### Short exercise
Repeat every entry word for word, but leave the images out of your copy.

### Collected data
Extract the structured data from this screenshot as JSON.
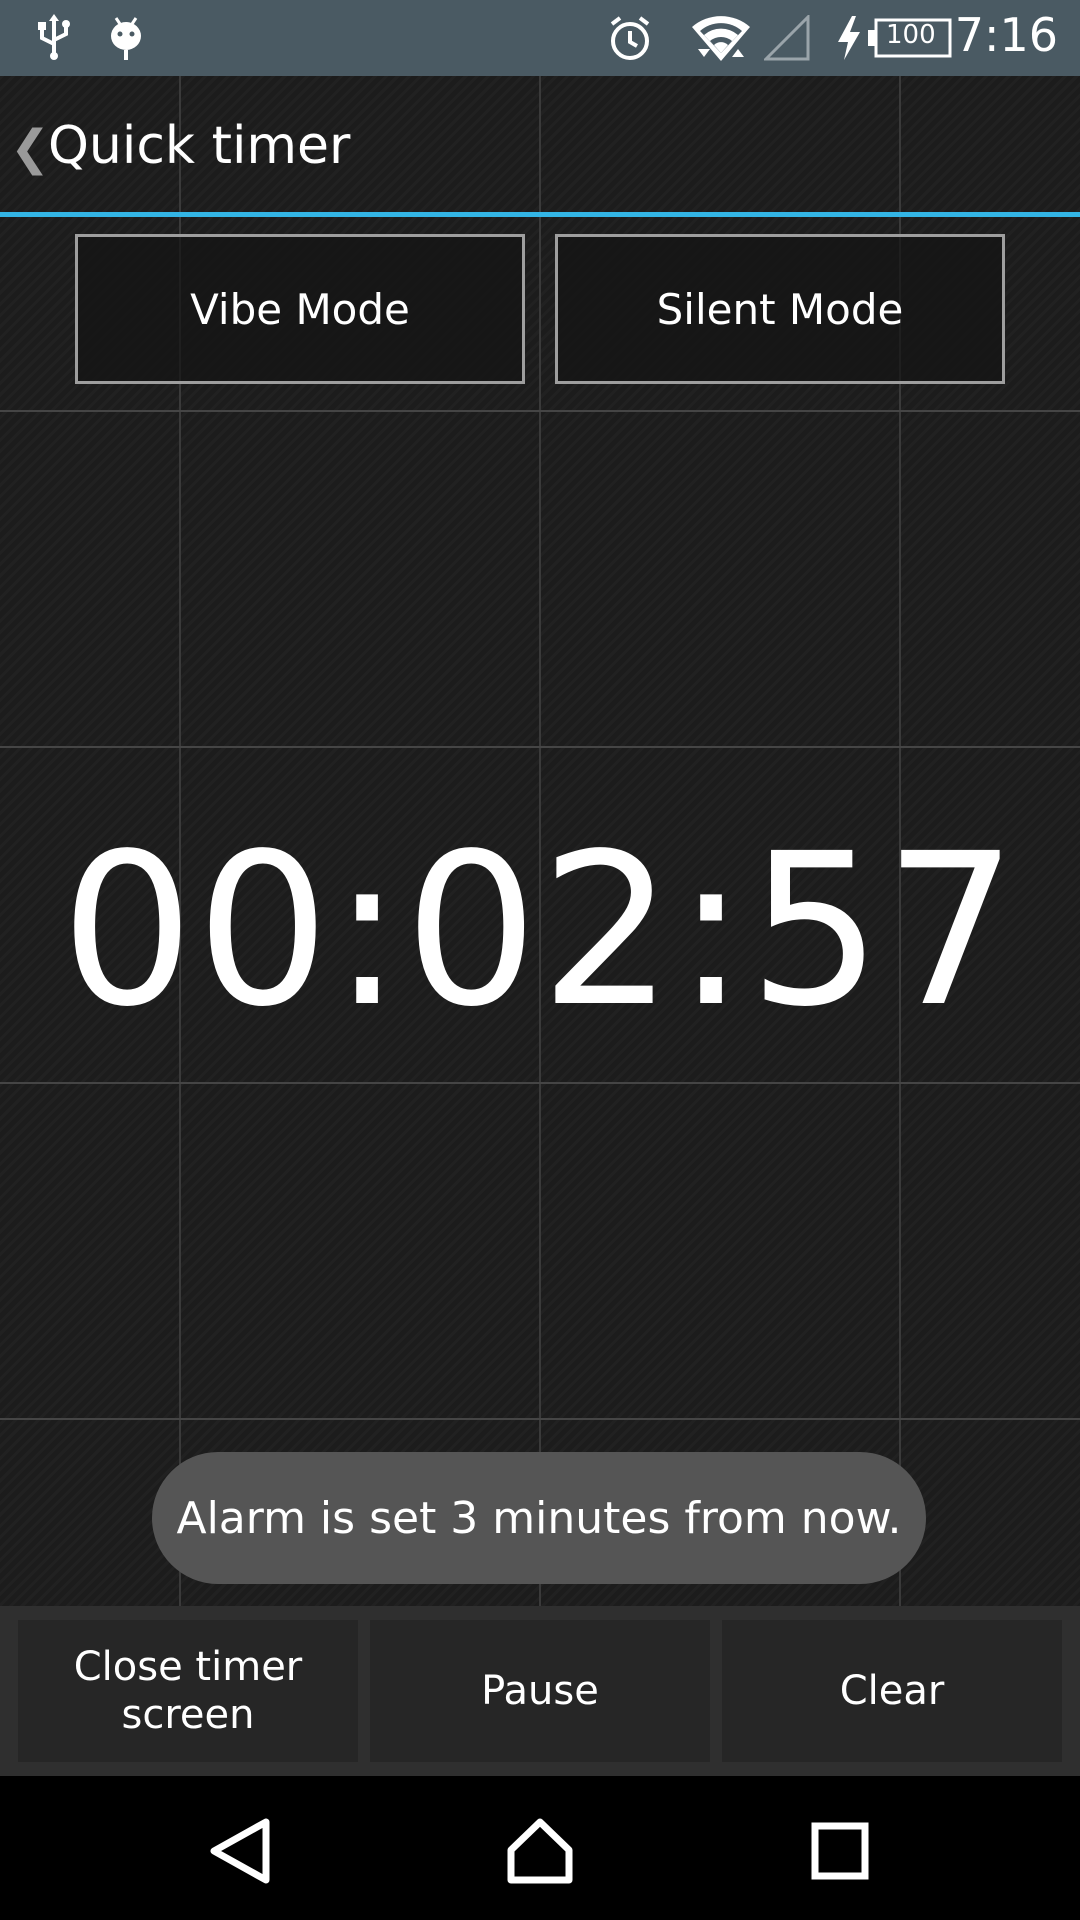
{
  "status_bar": {
    "time": "7:16",
    "battery_level": "100",
    "icons": [
      "usb-icon",
      "android-debug-icon",
      "alarm-icon",
      "wifi-icon",
      "cell-signal-icon",
      "charging-icon",
      "battery-icon"
    ]
  },
  "action_bar": {
    "title": "Quick timer",
    "back_glyph": "❮"
  },
  "mode_buttons": {
    "vibe_label": "Vibe Mode",
    "silent_label": "Silent Mode"
  },
  "timer": {
    "display": "00:02:57"
  },
  "toast": {
    "message": "Alarm is set 3 minutes from now."
  },
  "bottom_buttons": {
    "close_line1": "Close timer",
    "close_line2": "screen",
    "pause_label": "Pause",
    "clear_label": "Clear"
  },
  "nav_bar": {
    "icons": [
      "back-icon",
      "home-icon",
      "recents-icon"
    ]
  },
  "colors": {
    "accent": "#33b5e5",
    "status_bar": "#4a5a63",
    "background": "#1c1c1c",
    "toast": "#555555"
  }
}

### Finished answer
Extract the structured data from this screenshot as JSON.
{
  "status_bar": {
    "time": "7:16",
    "battery_level": "100",
    "icons": [
      "usb-icon",
      "android-debug-icon",
      "alarm-icon",
      "wifi-icon",
      "cell-signal-icon",
      "charging-icon",
      "battery-icon"
    ]
  },
  "action_bar": {
    "title": "Quick timer",
    "back_glyph": "❮"
  },
  "mode_buttons": {
    "vibe_label": "Vibe Mode",
    "silent_label": "Silent Mode"
  },
  "timer": {
    "display": "00:02:57"
  },
  "toast": {
    "message": "Alarm is set 3 minutes from now."
  },
  "bottom_buttons": {
    "close_line1": "Close timer",
    "close_line2": "screen",
    "pause_label": "Pause",
    "clear_label": "Clear"
  },
  "nav_bar": {
    "icons": [
      "back-icon",
      "home-icon",
      "recents-icon"
    ]
  },
  "colors": {
    "accent": "#33b5e5",
    "status_bar": "#4a5a63",
    "background": "#1c1c1c",
    "toast": "#555555"
  }
}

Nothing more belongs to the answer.